--- AIM OF THE EXERCISE ---
Repeat the listing in full. Nothing may be added or left out.

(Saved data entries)
---*---
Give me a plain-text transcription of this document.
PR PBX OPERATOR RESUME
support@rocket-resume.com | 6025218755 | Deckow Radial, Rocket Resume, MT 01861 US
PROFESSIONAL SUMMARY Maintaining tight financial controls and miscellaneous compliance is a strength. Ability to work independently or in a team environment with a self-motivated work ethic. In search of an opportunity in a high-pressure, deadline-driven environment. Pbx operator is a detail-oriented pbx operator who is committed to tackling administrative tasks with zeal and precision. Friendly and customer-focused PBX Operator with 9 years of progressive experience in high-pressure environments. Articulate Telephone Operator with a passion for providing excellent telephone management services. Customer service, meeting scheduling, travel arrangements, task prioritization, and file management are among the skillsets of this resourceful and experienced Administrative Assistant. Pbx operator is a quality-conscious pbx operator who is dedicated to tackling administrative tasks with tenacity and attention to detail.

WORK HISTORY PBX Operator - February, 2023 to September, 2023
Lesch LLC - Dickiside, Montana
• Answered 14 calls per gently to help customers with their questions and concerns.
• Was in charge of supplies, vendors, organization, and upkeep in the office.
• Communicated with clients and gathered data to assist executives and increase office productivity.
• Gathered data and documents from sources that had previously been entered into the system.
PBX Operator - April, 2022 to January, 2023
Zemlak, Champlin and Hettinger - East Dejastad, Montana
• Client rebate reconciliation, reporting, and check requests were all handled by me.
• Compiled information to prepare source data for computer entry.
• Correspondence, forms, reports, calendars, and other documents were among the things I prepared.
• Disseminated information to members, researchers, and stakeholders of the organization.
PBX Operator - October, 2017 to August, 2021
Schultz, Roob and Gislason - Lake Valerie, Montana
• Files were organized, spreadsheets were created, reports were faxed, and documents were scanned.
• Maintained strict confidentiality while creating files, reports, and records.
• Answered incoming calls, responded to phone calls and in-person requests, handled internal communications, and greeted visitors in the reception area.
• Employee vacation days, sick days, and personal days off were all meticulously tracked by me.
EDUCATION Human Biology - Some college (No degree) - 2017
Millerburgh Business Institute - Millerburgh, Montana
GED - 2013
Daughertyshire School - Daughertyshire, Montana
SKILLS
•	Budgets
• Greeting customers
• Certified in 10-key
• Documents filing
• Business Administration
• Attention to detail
---*---
--- CORRECT ANSWER ---
Give me a plain-text transcription of this document.
PR PBX OPERATOR RESUME
support@rocket-resume.com | 6025218755 | Deckow Radial, Rocket Resume, MT 01861 US
PROFESSIONAL SUMMARY Maintaining tight financial controls and miscellaneous compliance is a strength. Ability to work independently or in a team environment with a self-motivated work ethic. In search of an opportunity in a high-pressure, deadline-driven environment. Pbx operator is a detail-oriented pbx operator who is committed to tackling administrative tasks with zeal and precision. Friendly and customer-focused PBX Operator with 9 years of progressive experience in high-pressure environments. Articulate Telephone Operator with a passion for providing excellent telephone management services. Customer service, meeting scheduling, travel arrangements, task prioritization, and file management are among the skillsets of this resourceful and experienced Administrative Assistant. Pbx operator is a quality-conscious pbx operator who is dedicated to tackling administrative tasks with tenacity and attention to detail.

WORK HISTORY PBX Operator - February, 2023 to September, 2023
Lesch LLC - Dickiside, Montana
• Answered 14 calls per gently to help customers with their questions and concerns.
• Was in charge of supplies, vendors, organization, and upkeep in the office.
• Communicated with clients and gathered data to assist executives and increase office productivity.
• Gathered data and documents from sources that had previously been entered into the system.
PBX Operator - April, 2022 to January, 2023
Zemlak, Champlin and Hettinger - East Dejastad, Montana
• Client rebate reconciliation, reporting, and check requests were all handled by me.
• Compiled information to prepare source data for computer entry.
• Correspondence, forms, reports, calendars, and other documents were among the things I prepared.
• Disseminated information to members, researchers, and stakeholders of the organization.
PBX Operator - October, 2017 to August, 2021
Schultz, Roob and Gislason - Lake Valerie, Montana
• Files were organized, spreadsheets were created, reports were faxed, and documents were scanned.
• Maintained strict confidentiality while creating files, reports, and records.
• Answered incoming calls, responded to phone calls and in-person requests, handled internal communications, and greeted visitors in the reception area.
• Employee vacation days, sick days, and personal days off were all meticulously tracked by me.
EDUCATION Human Biology - Some college (No degree) - 2017
Millerburgh Business Institute - Millerburgh, Montana
GED - 2013
Daughertyshire School - Daughertyshire, Montana
SKILLS
•	Budgets
• Greeting customers
• Certified in 10-key
• Documents filing
• Business Administration
• Attention to detail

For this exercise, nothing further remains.